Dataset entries
.....
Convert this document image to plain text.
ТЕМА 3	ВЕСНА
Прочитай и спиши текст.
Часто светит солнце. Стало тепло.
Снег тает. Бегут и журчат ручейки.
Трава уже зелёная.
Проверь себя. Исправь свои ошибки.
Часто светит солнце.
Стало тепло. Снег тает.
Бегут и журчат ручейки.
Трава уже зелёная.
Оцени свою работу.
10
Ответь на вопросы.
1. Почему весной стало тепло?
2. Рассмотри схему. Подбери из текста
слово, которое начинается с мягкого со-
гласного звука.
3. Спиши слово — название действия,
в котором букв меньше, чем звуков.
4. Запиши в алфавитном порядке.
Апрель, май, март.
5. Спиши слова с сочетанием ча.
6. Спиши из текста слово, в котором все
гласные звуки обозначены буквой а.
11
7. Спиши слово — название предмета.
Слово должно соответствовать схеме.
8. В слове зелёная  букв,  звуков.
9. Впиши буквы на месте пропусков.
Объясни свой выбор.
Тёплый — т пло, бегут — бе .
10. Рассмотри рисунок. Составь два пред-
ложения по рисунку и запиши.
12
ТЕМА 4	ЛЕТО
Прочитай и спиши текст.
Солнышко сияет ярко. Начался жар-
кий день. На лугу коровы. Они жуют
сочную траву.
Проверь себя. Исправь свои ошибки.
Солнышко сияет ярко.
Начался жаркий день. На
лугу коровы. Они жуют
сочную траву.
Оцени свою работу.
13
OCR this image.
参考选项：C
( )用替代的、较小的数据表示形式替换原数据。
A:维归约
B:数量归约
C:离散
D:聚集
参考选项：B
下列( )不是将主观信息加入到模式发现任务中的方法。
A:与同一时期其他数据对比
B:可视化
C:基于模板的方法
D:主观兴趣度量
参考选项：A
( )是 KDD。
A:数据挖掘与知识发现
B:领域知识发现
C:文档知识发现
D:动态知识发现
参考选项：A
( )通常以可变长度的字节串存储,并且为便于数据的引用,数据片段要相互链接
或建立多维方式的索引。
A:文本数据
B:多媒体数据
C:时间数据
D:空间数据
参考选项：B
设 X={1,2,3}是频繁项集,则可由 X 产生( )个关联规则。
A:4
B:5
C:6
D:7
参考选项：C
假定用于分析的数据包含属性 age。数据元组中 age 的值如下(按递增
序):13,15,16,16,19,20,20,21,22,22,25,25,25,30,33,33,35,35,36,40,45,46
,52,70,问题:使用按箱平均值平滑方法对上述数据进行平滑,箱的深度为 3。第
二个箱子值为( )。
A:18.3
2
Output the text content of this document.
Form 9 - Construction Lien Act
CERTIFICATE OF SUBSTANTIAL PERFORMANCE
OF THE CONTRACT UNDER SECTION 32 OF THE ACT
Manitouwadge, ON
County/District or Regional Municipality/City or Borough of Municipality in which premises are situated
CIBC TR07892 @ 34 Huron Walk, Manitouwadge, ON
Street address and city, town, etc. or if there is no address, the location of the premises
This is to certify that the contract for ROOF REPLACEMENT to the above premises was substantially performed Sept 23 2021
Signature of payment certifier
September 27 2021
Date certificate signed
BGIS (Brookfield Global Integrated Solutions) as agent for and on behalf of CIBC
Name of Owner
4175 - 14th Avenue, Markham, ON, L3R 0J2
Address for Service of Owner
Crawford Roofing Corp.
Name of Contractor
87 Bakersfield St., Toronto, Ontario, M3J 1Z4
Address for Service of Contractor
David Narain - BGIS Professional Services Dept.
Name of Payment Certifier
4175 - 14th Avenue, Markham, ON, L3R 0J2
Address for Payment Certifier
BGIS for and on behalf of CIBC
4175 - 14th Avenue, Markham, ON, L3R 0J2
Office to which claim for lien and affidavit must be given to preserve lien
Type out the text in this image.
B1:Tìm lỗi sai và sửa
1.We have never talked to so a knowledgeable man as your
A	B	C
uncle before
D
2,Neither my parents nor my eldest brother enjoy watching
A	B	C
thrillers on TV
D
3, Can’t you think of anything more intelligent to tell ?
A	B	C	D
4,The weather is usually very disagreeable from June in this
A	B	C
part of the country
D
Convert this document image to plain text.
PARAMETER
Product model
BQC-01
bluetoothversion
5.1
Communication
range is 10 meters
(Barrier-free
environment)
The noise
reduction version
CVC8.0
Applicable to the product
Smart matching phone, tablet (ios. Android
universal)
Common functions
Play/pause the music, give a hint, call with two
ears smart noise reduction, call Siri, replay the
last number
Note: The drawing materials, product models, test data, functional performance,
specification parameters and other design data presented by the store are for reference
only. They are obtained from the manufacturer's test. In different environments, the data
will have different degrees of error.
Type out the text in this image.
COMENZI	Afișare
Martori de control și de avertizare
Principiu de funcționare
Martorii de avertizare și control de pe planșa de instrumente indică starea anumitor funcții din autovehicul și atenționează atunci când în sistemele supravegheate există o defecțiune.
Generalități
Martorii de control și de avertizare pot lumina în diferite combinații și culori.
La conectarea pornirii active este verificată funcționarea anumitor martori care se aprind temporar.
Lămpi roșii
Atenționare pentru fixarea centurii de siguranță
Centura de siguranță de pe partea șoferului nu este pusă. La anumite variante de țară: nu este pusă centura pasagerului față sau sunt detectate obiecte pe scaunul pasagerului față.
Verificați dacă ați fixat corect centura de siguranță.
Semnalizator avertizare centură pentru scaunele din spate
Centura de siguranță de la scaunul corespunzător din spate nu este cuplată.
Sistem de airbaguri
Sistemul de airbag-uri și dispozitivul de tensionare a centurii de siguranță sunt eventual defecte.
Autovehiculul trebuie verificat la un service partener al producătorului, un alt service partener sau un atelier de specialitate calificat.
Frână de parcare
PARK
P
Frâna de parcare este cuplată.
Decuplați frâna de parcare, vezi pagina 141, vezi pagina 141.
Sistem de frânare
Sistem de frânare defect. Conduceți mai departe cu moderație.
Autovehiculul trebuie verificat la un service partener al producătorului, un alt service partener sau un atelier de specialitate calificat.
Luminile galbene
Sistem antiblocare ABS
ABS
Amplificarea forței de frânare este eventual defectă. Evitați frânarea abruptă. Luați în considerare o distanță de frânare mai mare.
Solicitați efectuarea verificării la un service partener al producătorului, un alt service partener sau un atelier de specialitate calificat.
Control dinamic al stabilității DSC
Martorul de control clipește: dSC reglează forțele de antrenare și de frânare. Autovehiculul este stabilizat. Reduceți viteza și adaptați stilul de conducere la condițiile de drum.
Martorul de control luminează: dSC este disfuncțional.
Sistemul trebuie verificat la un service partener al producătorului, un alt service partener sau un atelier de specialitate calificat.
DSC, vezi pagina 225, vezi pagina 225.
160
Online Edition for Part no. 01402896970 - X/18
.....
▸ PROBLEM TO SOLVE
Look through the entries above; copy every line holding the string "avertizare".

▸ EXERCISE OUTPUT
Martori de control și de avertizare
Martorii de avertizare și control de pe planșa de instrumente indică starea anumitor funcții din autovehicul și atenționează atunci când în sistemele supravegheate există o defecțiune.
Martorii de control și de avertizare pot lumina în diferite combinații și culori.
Semnalizator avertizare centură pentru scaunele din spate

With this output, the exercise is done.